### Extracted text

If you’ve read my previous article on why understanding is critical to marketing, you’ll known the importance of research and collecting information and data on your market, customers and competitors. 


Yet not all information is important. The second door of marketing leads to an activity called ANALYSIS.


You are going to collect a lot of information and hear a lot of opinion about your market, your customers and your competitors. This might come from customers themselves, or your staff, or from reading the social media posts of some marketing guru.


Here is a simple truth about information. It isn’t all of the same importance. 


Here is a way to judge the information you collect. Does it help you understand your customer better? Does it help you make decisions about your marketing programs? Does it shine a light on knowledge about what marketing channels your customer might use to research and select products and services in your market segment? Does it allow you to improve the effectiveness or efficiency of your marketing? Does it act like a lightbulb giving you a sudden awareness of something that was missing from your business, or your marketing? 


In these cases you could consider that information to be important. 


Here’s an example.

######

▶ _Exercise instructions_:
**1.** In two sentences, summarize the marketing passage.
**2.** Copy out the records unchanged, everything from the line that contains "breadcrumb: You are" down to the line that contains "breadcrumb-prefix: You are", with both of those lines included.

### Items

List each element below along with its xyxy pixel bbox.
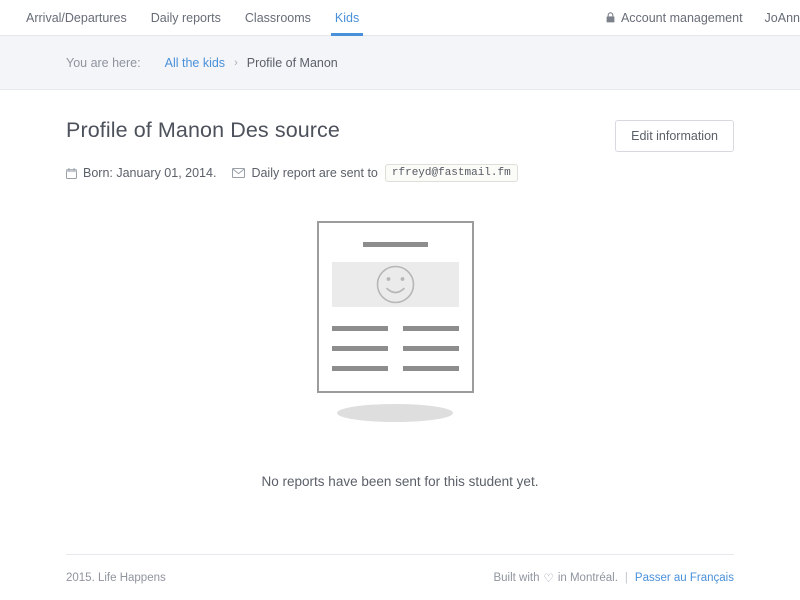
breadcrumb: You are here: All the kids › Profile of … — [0, 36, 800, 90]
footer-built-prefix: Built with — [493, 571, 540, 584]
daily-report-email-item: Daily report are sent to rfreyd@fastmail… — [232, 164, 518, 182]
empty-state-message: No reports have been sent for this stude… — [261, 474, 539, 489]
top-navigation: Arrival/Departures Daily reports Classro… — [0, 0, 800, 36]
edit-information-button[interactable]: Edit information — [615, 120, 734, 152]
breadcrumb-separator-icon: › — [234, 56, 238, 69]
language-switch-link[interactable]: Passer au Français — [635, 572, 734, 584]
nav-user-menu[interactable]: JoAnn — [755, 0, 800, 35]
nav-primary-links: Arrival/Departures Daily reports Classro… — [0, 0, 371, 36]
nav-item-label: Classrooms — [244, 10, 311, 25]
document-placeholder-icon — [317, 221, 474, 422]
nav-item-label: Arrival/Departures — [26, 10, 127, 25]
nav-item-account-management[interactable]: Account management — [594, 0, 755, 35]
breadcrumb-current: Profile of Manon — [246, 55, 338, 70]
lock-icon — [606, 12, 615, 23]
birth-date-item: Born: January 01, 2014. — [66, 166, 216, 180]
nav-item-classrooms[interactable]: Classrooms — [233, 0, 323, 35]
calendar-icon — [66, 167, 77, 179]
heart-icon: ♡ — [543, 572, 554, 585]
empty-state-illustration — [66, 216, 734, 426]
nav-item-arrival-departures[interactable]: Arrival/Departures — [14, 0, 139, 35]
profile-meta: Born: January 01, 2014. Daily report are… — [66, 164, 734, 182]
email-chip: rfreyd@fastmail.fm — [384, 164, 518, 182]
main-content: Profile of Manon Des source Edit informa… — [0, 90, 800, 554]
page-footer: 2015. Life Happens Built with ♡ in Montr… — [66, 554, 734, 600]
footer-credits: Built with ♡ in Montréal. | Passer au Fr… — [493, 571, 734, 585]
nav-item-label: Account management — [620, 10, 743, 25]
nav-secondary-links: Account management JoAnn — [594, 0, 800, 35]
page-title: Profile of Manon Des source — [66, 118, 340, 142]
footer-separator: | — [624, 571, 628, 584]
nav-item-kids[interactable]: Kids — [323, 0, 371, 36]
nav-user-label: JoAnn — [764, 10, 800, 25]
daily-report-label: Daily report are sent to — [251, 166, 378, 180]
breadcrumb-prefix: You are here: — [66, 55, 141, 70]
footer-copyright: 2015. Life Happens — [66, 571, 166, 584]
nav-item-label: Kids — [334, 10, 360, 25]
profile-header: Profile of Manon Des source Edit informa… — [66, 90, 734, 152]
birth-date-label: Born: January 01, 2014. — [83, 166, 217, 180]
app-page: Arrival/Departures Daily reports Classro… — [0, 0, 800, 600]
footer-built-suffix: in Montréal. — [557, 571, 618, 584]
breadcrumb-link-all-the-kids[interactable]: All the kids — [165, 56, 225, 70]
nav-item-label: Daily reports — [150, 10, 221, 25]
nav-item-daily-reports[interactable]: Daily reports — [139, 0, 233, 35]
envelope-icon — [232, 168, 246, 178]
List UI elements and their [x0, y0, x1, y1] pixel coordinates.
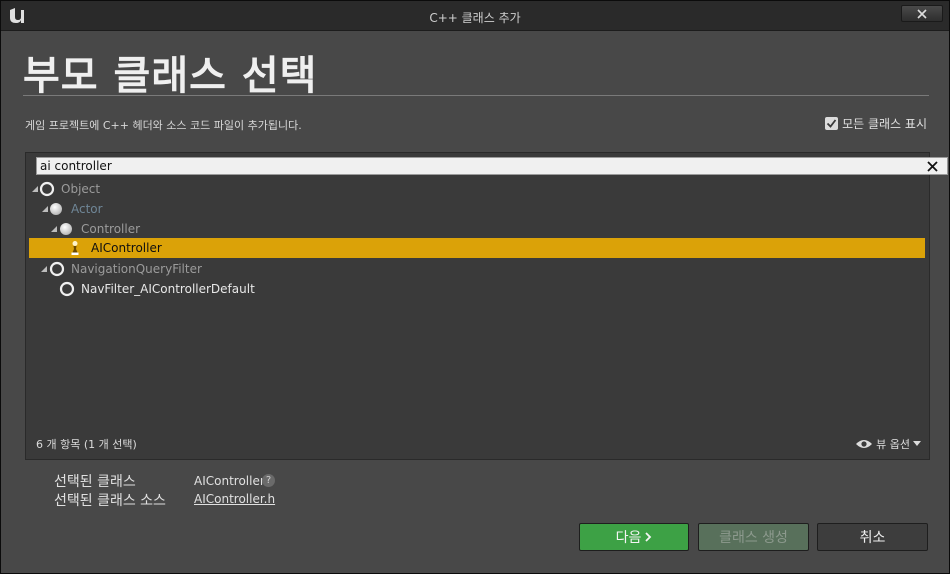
- tree-item-label: NavFilter_AIControllerDefault: [81, 282, 255, 296]
- expanded-arrow-icon[interactable]: [39, 264, 49, 274]
- search-box[interactable]: [36, 157, 948, 175]
- show-all-label: 모든 클래스 표시: [842, 117, 927, 131]
- add-cpp-class-dialog: C++ 클래스 추가 부모 클래스 선택 게임 프로젝트에 C++ 헤더와 소스…: [0, 0, 950, 574]
- selected-class-label: 선택된 클래스: [54, 474, 136, 490]
- checkmark-icon: [826, 119, 837, 128]
- selected-source-label: 선택된 클래스 소스: [54, 493, 166, 509]
- pawn-icon: [71, 241, 79, 255]
- page-heading: 부모 클래스 선택: [23, 53, 318, 99]
- tree-item-label: Controller: [81, 222, 141, 236]
- hollow-circle-icon: [59, 281, 75, 297]
- next-button-label: 다음: [615, 530, 642, 546]
- selected-class-value: AIController: [194, 474, 265, 488]
- selected-source-link[interactable]: AIController.h: [194, 492, 275, 506]
- view-options-label: 뷰 옵션: [876, 438, 910, 451]
- tree-item-label: NavigationQueryFilter: [71, 262, 202, 276]
- white-sphere-icon: [50, 203, 62, 215]
- show-all-classes-toggle[interactable]: 모든 클래스 표시: [825, 115, 927, 132]
- close-icon: [917, 8, 927, 19]
- tree-item-navigationqueryfilter[interactable]: NavigationQueryFilter: [26, 259, 929, 279]
- hollow-circle-icon: [39, 181, 55, 197]
- show-all-checkbox[interactable]: [825, 117, 839, 130]
- close-button[interactable]: [901, 5, 943, 22]
- item-count: 6 개 항목 (1 개 선택): [36, 438, 137, 451]
- hollow-circle-icon: [49, 261, 65, 277]
- tree-item-label: Object: [61, 182, 101, 196]
- title-bar: C++ 클래스 추가: [1, 1, 949, 31]
- cancel-button[interactable]: 취소: [817, 523, 928, 551]
- create-class-button[interactable]: 클래스 생성: [698, 523, 809, 551]
- expanded-arrow-icon[interactable]: [49, 224, 59, 234]
- view-options-button[interactable]: 뷰 옵션: [855, 436, 921, 452]
- tree-item-actor[interactable]: Actor: [26, 199, 929, 219]
- tree-item-aicontroller[interactable]: AIController: [29, 238, 925, 258]
- eye-icon: [856, 440, 873, 448]
- next-button[interactable]: 다음: [579, 523, 689, 551]
- chevron-down-icon: [913, 441, 921, 446]
- tree-item-navfilter-aicontrollerdefault[interactable]: NavFilter_AIControllerDefault: [26, 279, 929, 299]
- description-text: 게임 프로젝트에 C++ 헤더와 소스 코드 파일이 추가됩니다.: [25, 119, 302, 132]
- search-input[interactable]: [40, 158, 890, 174]
- heading-divider: [23, 95, 929, 96]
- window-title: C++ 클래스 추가: [429, 11, 521, 25]
- tree-item-controller[interactable]: Controller: [26, 219, 929, 239]
- white-sphere-icon: [60, 223, 72, 235]
- tree-item-label: AIController: [91, 241, 162, 255]
- class-picker-panel: Object Actor Controller AI: [25, 152, 948, 460]
- tree-item-object[interactable]: Object: [26, 179, 929, 199]
- chevron-right-icon: [645, 532, 652, 542]
- help-icon[interactable]: ?: [262, 474, 275, 487]
- tree-item-label: Actor: [71, 202, 103, 216]
- clear-search-icon[interactable]: [926, 160, 939, 173]
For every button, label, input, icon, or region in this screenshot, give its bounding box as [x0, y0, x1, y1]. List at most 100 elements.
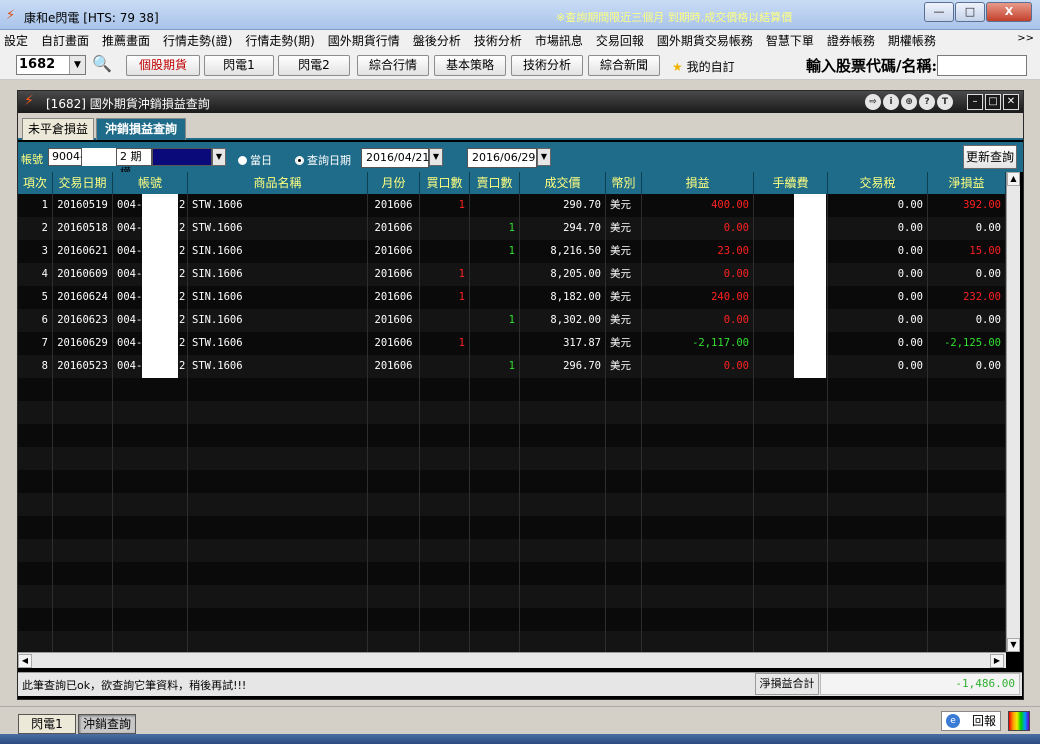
favorites-button[interactable]: ★ 我的自訂	[672, 58, 735, 75]
column-header-fee[interactable]: 手續費	[754, 172, 828, 194]
table-row[interactable]: 5 20160624 004- 2 SIN.1606 201606 1 8,182.00 美元 2…	[18, 286, 1006, 309]
inner-close-button[interactable]: ✕	[1003, 94, 1019, 110]
report-button[interactable]: e 回報	[941, 711, 1001, 731]
table-row[interactable]: 6 20160623 004- 2 SIN.1606 201606 1 8,302.00 美元 0…	[18, 309, 1006, 332]
column-header-date[interactable]: 交易日期	[53, 172, 113, 194]
inner-minimize-button[interactable]: –	[967, 94, 983, 110]
export-icon[interactable]: ⇨	[865, 94, 881, 110]
table-row[interactable]	[18, 608, 1006, 631]
help-icon[interactable]: ?	[919, 94, 935, 110]
menu-item[interactable]: 智慧下單	[766, 32, 814, 49]
column-header-index[interactable]: 項次	[18, 172, 53, 194]
bottom-tab-settlement[interactable]: 沖銷查詢	[78, 714, 136, 734]
search-icon[interactable]: 🔍	[92, 54, 112, 73]
table-row[interactable]	[18, 493, 1006, 516]
scroll-left-icon[interactable]: ◀	[18, 654, 32, 668]
table-row[interactable]: 2 20160518 004- 2 STW.1606 201606 1 294.70 美元 0.0…	[18, 217, 1006, 240]
tab-settlement-query[interactable]: 沖銷損益查詢	[96, 118, 186, 140]
menu-item[interactable]: 行情走勢(證)	[163, 32, 232, 49]
table-row[interactable]: 8 20160523 004- 2 STW.1606 201606 1 296.70 美元 0.0…	[18, 355, 1006, 378]
cell-idx	[18, 470, 53, 493]
account-selection[interactable]	[152, 148, 212, 166]
column-header-month[interactable]: 月份	[368, 172, 420, 194]
stock-code-combo[interactable]: 1682 ▼	[16, 55, 86, 75]
table-row[interactable]	[18, 401, 1006, 424]
flash2-button[interactable]: 閃電2	[278, 55, 350, 76]
table-row[interactable]	[18, 562, 1006, 585]
table-row[interactable]: 1 20160519 004- 2 STW.1606 201606 1 290.70 美元 400…	[18, 194, 1006, 217]
technical-analysis-button[interactable]: 技術分析	[511, 55, 583, 76]
scroll-up-icon[interactable]: ▲	[1007, 172, 1020, 186]
color-palette-icon[interactable]	[1008, 711, 1030, 731]
menu-item[interactable]: 行情走勢(期)	[245, 32, 314, 49]
add-icon[interactable]: ⊕	[901, 94, 917, 110]
radio-date-range[interactable]: 查詢日期	[295, 152, 351, 168]
cell-sell	[470, 263, 520, 286]
news-button[interactable]: 綜合新聞	[588, 55, 660, 76]
column-header-buy[interactable]: 買口數	[420, 172, 470, 194]
table-row[interactable]	[18, 585, 1006, 608]
table-row[interactable]	[18, 516, 1006, 539]
table-row[interactable]	[18, 470, 1006, 493]
date-to-field[interactable]: 2016/06/29	[467, 148, 537, 168]
column-header-tax[interactable]: 交易稅	[828, 172, 928, 194]
close-button[interactable]: X	[986, 2, 1032, 22]
column-header-pnl[interactable]: 損益	[642, 172, 754, 194]
stock-code-value: 1682	[19, 57, 56, 72]
column-header-currency[interactable]: 幣別	[606, 172, 642, 194]
table-row[interactable]	[18, 631, 1006, 654]
table-row[interactable]	[18, 424, 1006, 447]
menu-item[interactable]: 國外期貨交易帳務	[657, 32, 753, 49]
date-to-dropdown[interactable]: ▼	[537, 148, 551, 166]
menu-item[interactable]: 市場訊息	[535, 32, 583, 49]
menu-item[interactable]: 自訂畫面	[41, 32, 89, 49]
radio-today[interactable]: 當日	[238, 152, 272, 168]
menu-item[interactable]: 國外期貨行情	[328, 32, 400, 49]
horizontal-scrollbar[interactable]: ◀ ▶	[18, 652, 1006, 668]
cell-fee	[754, 378, 828, 401]
column-header-product[interactable]: 商品名稱	[188, 172, 368, 194]
flash1-button[interactable]: 閃電1	[204, 55, 274, 76]
basic-strategy-button[interactable]: 基本策略	[434, 55, 506, 76]
column-header-price[interactable]: 成交價	[520, 172, 606, 194]
date-from-dropdown[interactable]: ▼	[429, 148, 443, 166]
cell-product	[188, 378, 368, 401]
tab-open-positions[interactable]: 未平倉損益	[22, 118, 94, 140]
table-row[interactable]	[18, 447, 1006, 470]
menu-item[interactable]: 盤後分析	[413, 32, 461, 49]
stock-futures-button[interactable]: 個股期貨	[126, 55, 200, 76]
table-row[interactable]: 7 20160629 004- 2 STW.1606 201606 1 317.87 美元 -2,…	[18, 332, 1006, 355]
redacted-mask	[794, 286, 826, 309]
column-header-account[interactable]: 帳號	[113, 172, 188, 194]
scroll-right-icon[interactable]: ▶	[990, 654, 1004, 668]
pin-icon[interactable]: T	[937, 94, 953, 110]
maximize-button[interactable]: □	[955, 2, 985, 22]
table-row[interactable]: 4 20160609 004- 2 SIN.1606 201606 1 8,205.00 美元 0…	[18, 263, 1006, 286]
chevron-down-icon[interactable]: ▼	[212, 148, 226, 166]
table-row[interactable]	[18, 539, 1006, 562]
market-overview-button[interactable]: 綜合行情	[357, 55, 429, 76]
cell-month	[368, 585, 420, 608]
chevron-down-icon[interactable]: ▼	[69, 56, 85, 74]
refresh-query-button[interactable]: 更新查詢	[963, 145, 1017, 169]
inner-maximize-button[interactable]: □	[985, 94, 1001, 110]
minimize-button[interactable]: —	[924, 2, 954, 22]
menu-item[interactable]: 證券帳務	[827, 32, 875, 49]
scroll-down-icon[interactable]: ▼	[1007, 638, 1020, 652]
menu-item[interactable]: 技術分析	[474, 32, 522, 49]
table-row[interactable]: 3 20160621 004- 2 SIN.1606 201606 1 8,216.50 美元 2…	[18, 240, 1006, 263]
bottom-tab-flash1[interactable]: 閃電1	[18, 714, 76, 734]
cell-net: -2,125.00	[928, 332, 1006, 355]
vertical-scrollbar[interactable]: ▲ ▼	[1006, 172, 1020, 652]
info-icon[interactable]: i	[883, 94, 899, 110]
column-header-sell[interactable]: 賣口數	[470, 172, 520, 194]
stock-code-input[interactable]	[937, 55, 1027, 76]
column-header-net-pnl[interactable]: 淨損益	[928, 172, 1006, 194]
date-from-field[interactable]: 2016/04/21	[361, 148, 429, 168]
menu-item[interactable]: 交易回報	[596, 32, 644, 49]
menu-item[interactable]: 推薦畫面	[102, 32, 150, 49]
table-row[interactable]	[18, 378, 1006, 401]
menu-overflow-button[interactable]: >>	[1017, 33, 1034, 44]
menu-item[interactable]: 設定	[4, 32, 28, 49]
menu-item[interactable]: 期權帳務	[888, 32, 936, 49]
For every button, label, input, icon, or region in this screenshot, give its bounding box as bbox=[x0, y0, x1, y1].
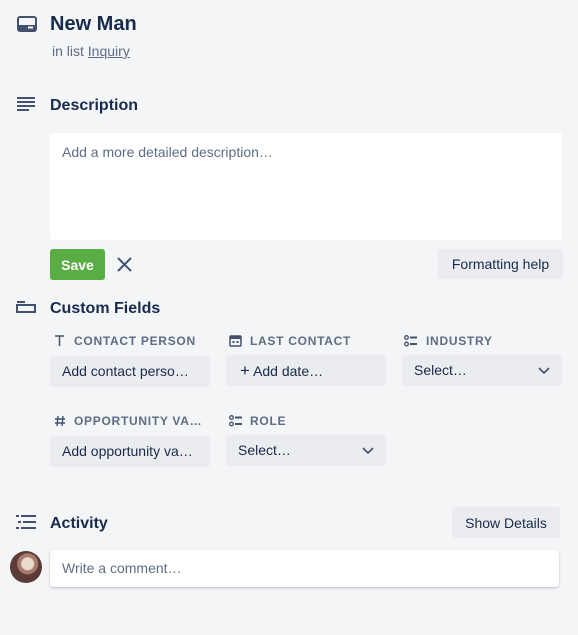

######

▶ _The replies_:
**1.** The second door of marketing leads to analysis, since the information and opinion collected about a market, its customers and its competitors are not all equally important. Information can be considered important if it helps you understand your customer, make decisions about marketing programs, learn which channels customers use to research and select products, improve the effectiveness or efficiency of your marketing, or suddenly see something missing from your business or marketing.

**2.**
breadcrumb: You are here: All the kids › Profile of … — [0, 36, 800, 90]
footer-built-prefix: Built with — [493, 571, 540, 584]
daily-report-email-item: Daily report are sent to rfreyd@fastmail… — [232, 164, 518, 182]
empty-state-message: No reports have been sent for this stude… — [261, 474, 539, 489]
top-navigation: Arrival/Departures Daily reports Classro… — [0, 0, 800, 36]
edit-information-button[interactable]: Edit information — [615, 120, 734, 152]
breadcrumb-separator-icon: › — [234, 56, 238, 69]
language-switch-link[interactable]: Passer au Français — [635, 572, 734, 584]
nav-user-menu[interactable]: JoAnn — [755, 0, 800, 35]
nav-primary-links: Arrival/Departures Daily reports Classro… — [0, 0, 371, 36]
nav-item-label: Classrooms — [244, 10, 311, 25]
document-placeholder-icon — [317, 221, 474, 422]
nav-item-label: Arrival/Departures — [26, 10, 127, 25]
nav-item-account-management[interactable]: Account management — [594, 0, 755, 35]
breadcrumb-current: Profile of Manon — [246, 55, 338, 70]
lock-icon — [606, 12, 615, 23]
birth-date-item: Born: January 01, 2014. — [66, 166, 216, 180]
nav-item-classrooms[interactable]: Classrooms — [233, 0, 323, 35]
calendar-icon — [66, 167, 77, 179]
heart-icon: ♡ — [543, 572, 554, 585]
empty-state-illustration — [66, 216, 734, 426]
nav-item-arrival-departures[interactable]: Arrival/Departures — [14, 0, 139, 35]
profile-meta: Born: January 01, 2014. Daily report are… — [66, 164, 734, 182]
email-chip: rfreyd@fastmail.fm — [384, 164, 518, 182]
main-content: Profile of Manon Des source Edit informa… — [0, 90, 800, 554]
page-footer: 2015. Life Happens Built with ♡ in Montr… — [66, 554, 734, 600]
footer-credits: Built with ♡ in Montréal. | Passer au Fr… — [493, 571, 734, 585]
nav-item-label: Account management — [620, 10, 743, 25]
nav-secondary-links: Account management JoAnn — [594, 0, 800, 35]
page-title: Profile of Manon Des source — [66, 118, 340, 142]
footer-separator: | — [624, 571, 628, 584]
nav-item-kids[interactable]: Kids — [323, 0, 371, 36]
nav-user-label: JoAnn — [764, 10, 800, 25]
daily-report-label: Daily report are sent to — [251, 166, 378, 180]
breadcrumb-prefix: You are here: — [66, 55, 141, 70]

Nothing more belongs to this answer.